(Dataset items)
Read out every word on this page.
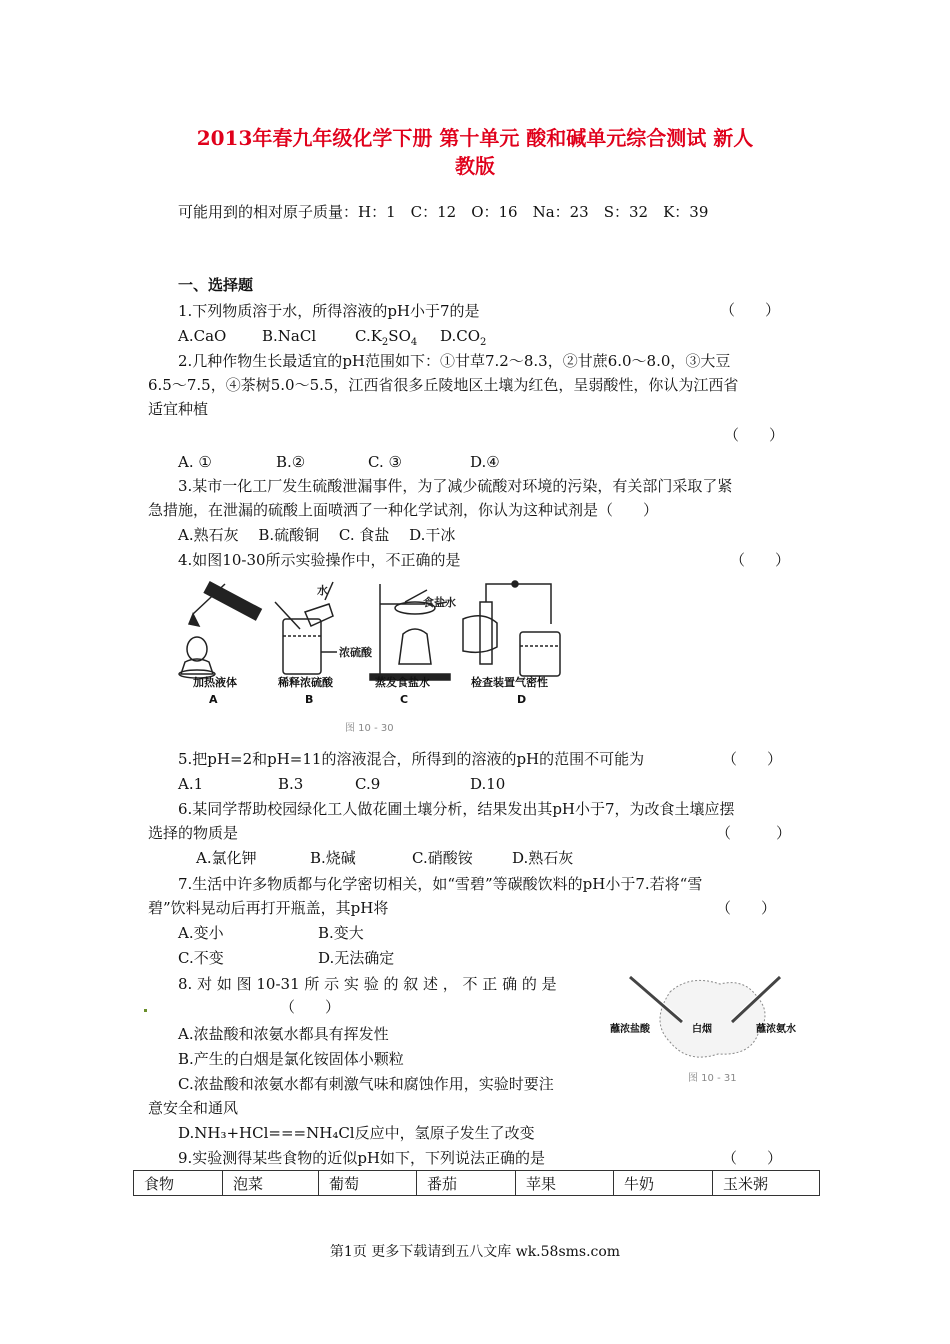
2013年春九年级化学下册 第十单元 酸和碱单元综合测试 新人
教版
可能用到的相对原子质量：H：1　C：12　O：16　Na：23　S：32　K：39
一、选择题
1.下列物质溶于水，所得溶液的pH小于7的是	（　　）
A.CaO B.NaCl	$C.K_2SO_4$ $D.CO_2$
2.几种作物生长最适宜的pH范围如下：①甘草7.2～8.3，②甘蔗6.0～8.0，③大豆
6.5～7.5，④茶树5.0～5.5，江西省很多丘陵地区土壤为红色，呈弱酸性，你认为江西省
适宜种植
（　　）
A. ①	B.②	C. ③	D.④
3.某市一化工厂发生硫酸泄漏事件，为了减少硫酸对环境的污染，有关部门采取了紧
急措施，在泄漏的硫酸上面喷洒了一种化学试剂，你认为这种试剂是（　　）
A.熟石灰　 B.硫酸铜　 C. 食盐　 D.干冰
4.如图10-30所示实验操作中，不正确的是	（　　）
水
浓硫酸
食盐水
加热液体
A
稀释浓硫酸
B
蒸发食盐水
C
检查装置气密性
D
图 10 - 30
5.把pH=2和pH=11的溶液混合，所得到的溶液的pH的范围不可能为	（　　）
A.1	B.3	C.9	D.10
6.某同学帮助校园绿化工人做花圃土壤分析，结果发出其pH小于7，为改食土壤应摆
选择的物质是	（　　　）
A.氯化钾	B.烧碱	C.硝酸铵	D.熟石灰
7.生活中许多物质都与化学密切相关，如“雪碧”等碳酸饮料的pH小于7.若将“雪
碧”饮料晃动后再打开瓶盖，其pH将	（　　）
A.变小	B.变大
C.不变	D.无法确定
8. 对 如 图 10-31 所 示 实 验 的 叙 述 ， 不 正 确 的 是
（　　）
A.浓盐酸和浓氨水都具有挥发性
B.产生的白烟是氯化铵固体小颗粒
C.浓盐酸和浓氨水都有刺激气味和腐蚀作用，实验时要注
意安全和通风
D.NH₃+HCl===NH₄Cl反应中，氢原子发生了改变
蘸浓盐酸	白烟	蘸浓氨水
图 10 - 31
9.实验测得某些食物的近似pH如下，下列说法正确的是	（　　）
食物	泡菜	葡萄	番茄	苹果	牛奶	玉米粥
第1页 更多下载请到五八文库 wk.58sms.com
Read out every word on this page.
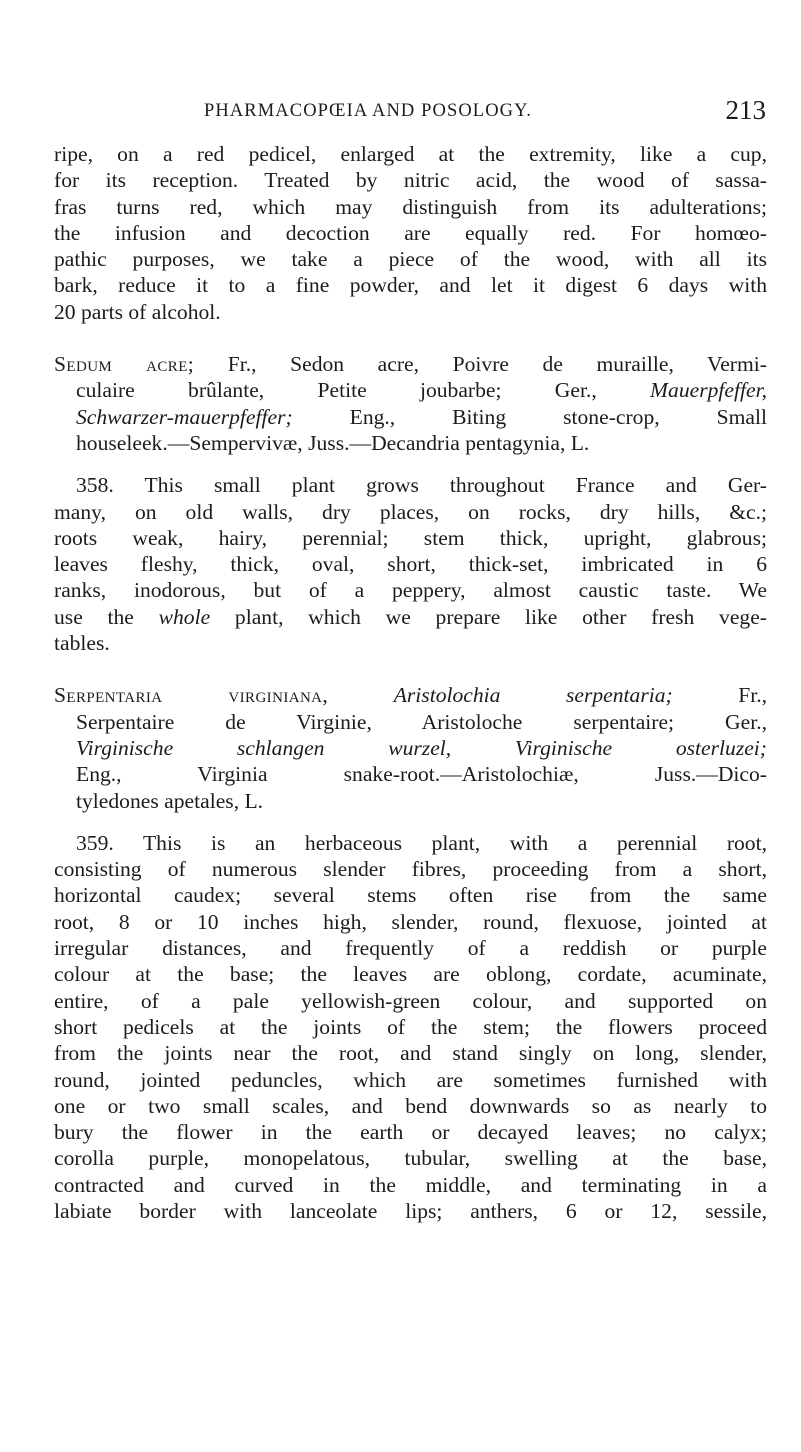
PHARMACOPŒIA AND POSOLOGY.	213
ripe, on a red pedicel, enlarged at the extremity, like a cup,
for its reception. Treated by nitric acid, the wood of sassa-
fras turns red, which may distinguish from its adulterations;
the infusion and decoction are equally red. For homœo-
pathic purposes, we take a piece of the wood, with all its
bark, reduce it to a fine powder, and let it digest 6 days with
20 parts of alcohol.
Sedum acre; Fr., Sedon acre, Poivre de muraille, Vermi-
culaire brûlante, Petite joubarbe; Ger., Mauerpfeffer,
Schwarzer-mauerpfeffer; Eng., Biting stone-crop, Small
houseleek.—Sempervivæ, Juss.—Decandria pentagynia, L.
358. This small plant grows throughout France and Ger-
many, on old walls, dry places, on rocks, dry hills, &c.;
roots weak, hairy, perennial; stem thick, upright, glabrous;
leaves fleshy, thick, oval, short, thick-set, imbricated in 6
ranks, inodorous, but of a peppery, almost caustic taste. We
use the whole plant, which we prepare like other fresh vege-
tables.
Serpentaria virginiana,	Aristolochia serpentaria; Fr.,
Serpentaire de Virginie, Aristoloche serpentaire; Ger.,
Virginische schlangen wurzel, Virginische osterluzei;
Eng., Virginia snake-root.—Aristolochiæ, Juss.—Dico-
tyledones apetales, L.
359. This is an herbaceous plant, with a perennial root,
consisting of numerous slender fibres, proceeding from a short,
horizontal caudex; several stems often rise from the same
root, 8 or 10 inches high, slender, round, flexuose, jointed at
irregular distances, and frequently of a reddish or purple
colour at the base; the leaves are oblong, cordate, acuminate,
entire, of a pale yellowish-green colour, and supported on
short pedicels at the joints of the stem; the flowers proceed
from the joints near the root, and stand singly on long, slender,
round, jointed peduncles, which are sometimes furnished with
one or two small scales, and bend downwards so as nearly to
bury the flower in the earth or decayed leaves; no calyx;
corolla purple, monopelatous, tubular, swelling at the base,
contracted and curved in the middle, and terminating in a
labiate border with lanceolate lips; anthers, 6 or 12, sessile,
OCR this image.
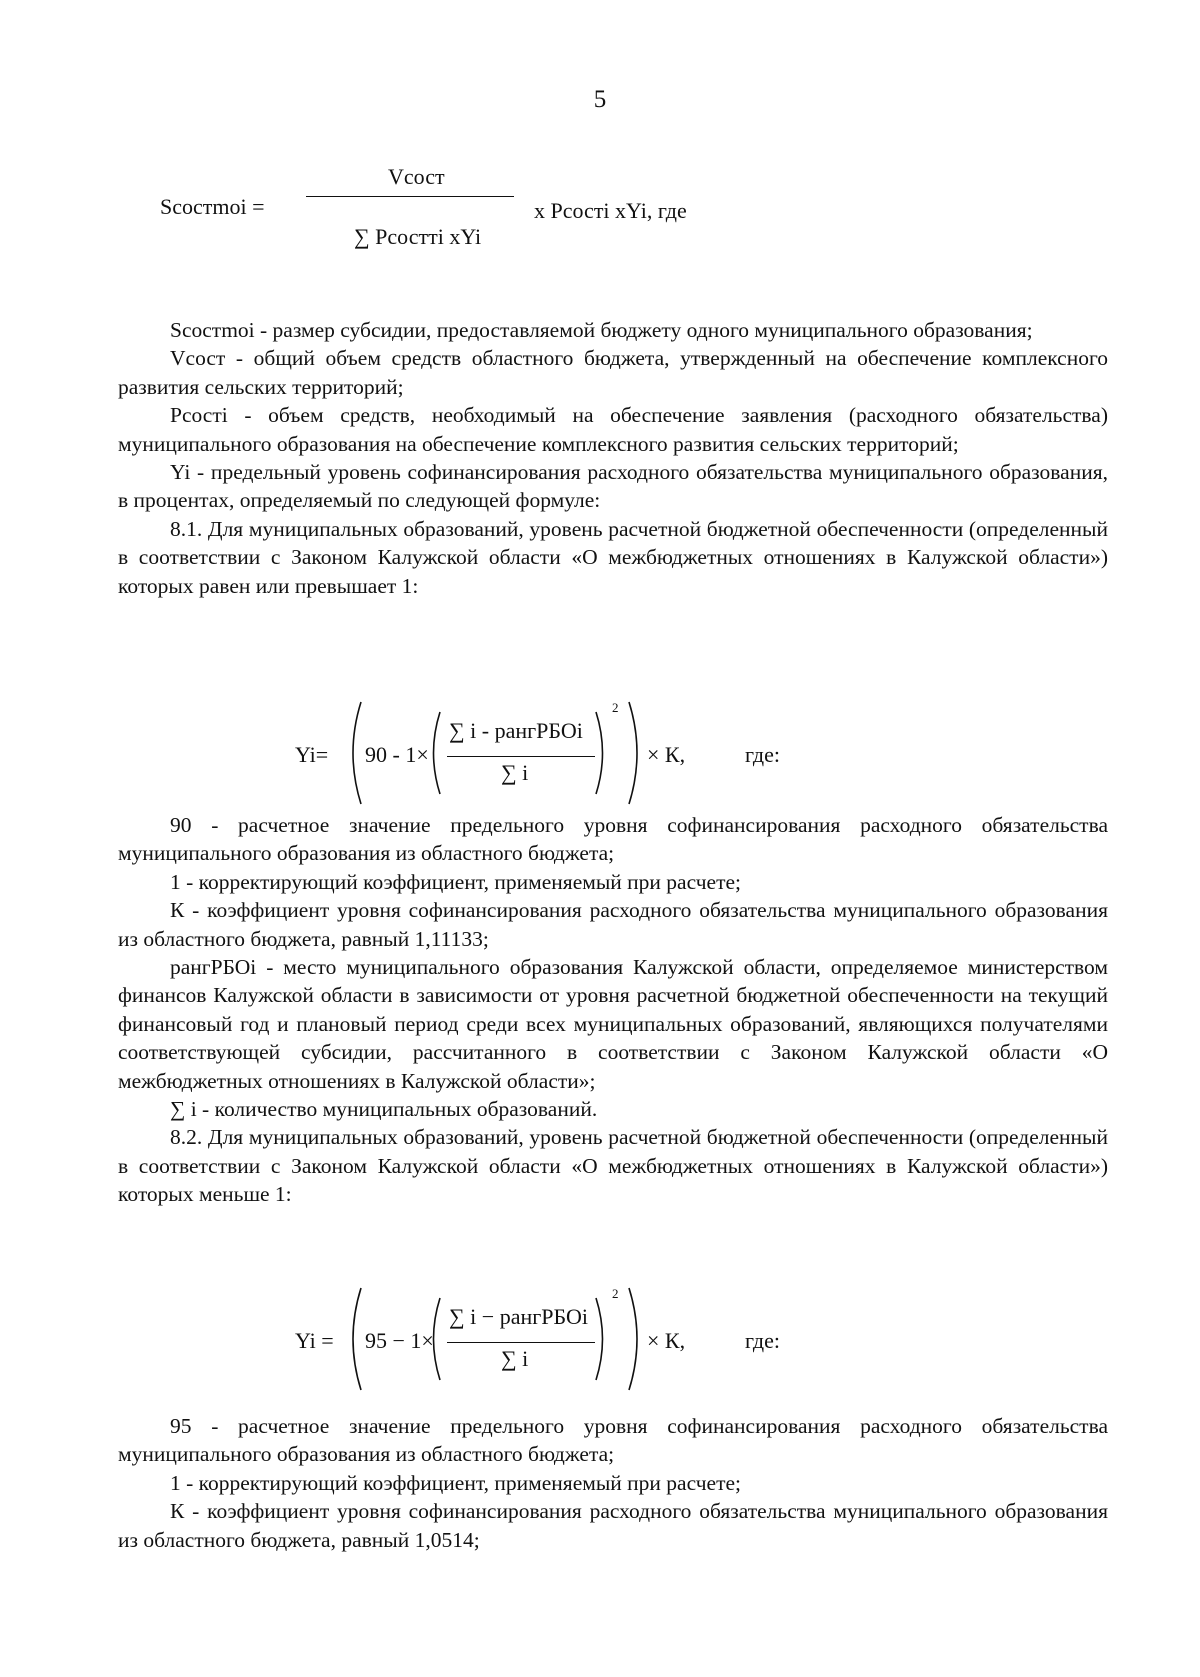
5
Scoстmoi =
Vсост
∑ Рсостті хYi
х Рсості хYi, где

Scoстmoi - размер субсидии, предоставляемой бюджету одного муниципального образования;

Vсост - общий объем средств областного бюджета, утвержденный на обеспечение комплексного развития сельских территорий;

Рсості - объем средств, необходимый на обеспечение заявления (расходного обязательства) муниципального образования на обеспечение комплексного развития сельских территорий;

Yi - предельный уровень софинансирования расходного обязательства муниципального образования, в процентах, определяемый по следующей формуле:

8.1. Для муниципальных образований, уровень расчетной бюджетной обеспеченности (определенный в соответствии с Законом Калужской области «О межбюджетных отношениях в Калужской области») которых равен или превышает 1:

Yi= 90 - 1×
∑ i - рангРБОi
∑ i
2
× К,	где:

90 - расчетное значение предельного уровня софинансирования расходного обязательства муниципального образования из областного бюджета;

1 - корректирующий коэффициент, применяемый при расчете;

К - коэффициент уровня софинансирования расходного обязательства муниципального образования из областного бюджета, равный 1,11133;

рангРБОi - место муниципального образования Калужской области, определяемое министерством финансов Калужской области в зависимости от уровня расчетной бюджетной обеспеченности на текущий финансовый год и плановый период среди всех муниципальных образований, являющихся получателями соответствующей субсидии, рассчитанного в соответствии с Законом Калужской области «О межбюджетных отношениях в Калужской области»;

∑ i - количество муниципальных образований.

8.2. Для муниципальных образований, уровень расчетной бюджетной обеспеченности (определенный в соответствии с Законом Калужской области «О межбюджетных отношениях в Калужской области») которых меньше 1:

Yi = 95 − 1×
∑ i − рангРБОi
∑ i
2
× К,	где:

95 - расчетное значение предельного уровня софинансирования расходного обязательства муниципального образования из областного бюджета;

1 - корректирующий коэффициент, применяемый при расчете;

К - коэффициент уровня софинансирования расходного обязательства муниципального образования из областного бюджета, равный 1,0514;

(TASK)
Count all lines of the data that include "base". The answer is the number alone.

(RESPONSE)
2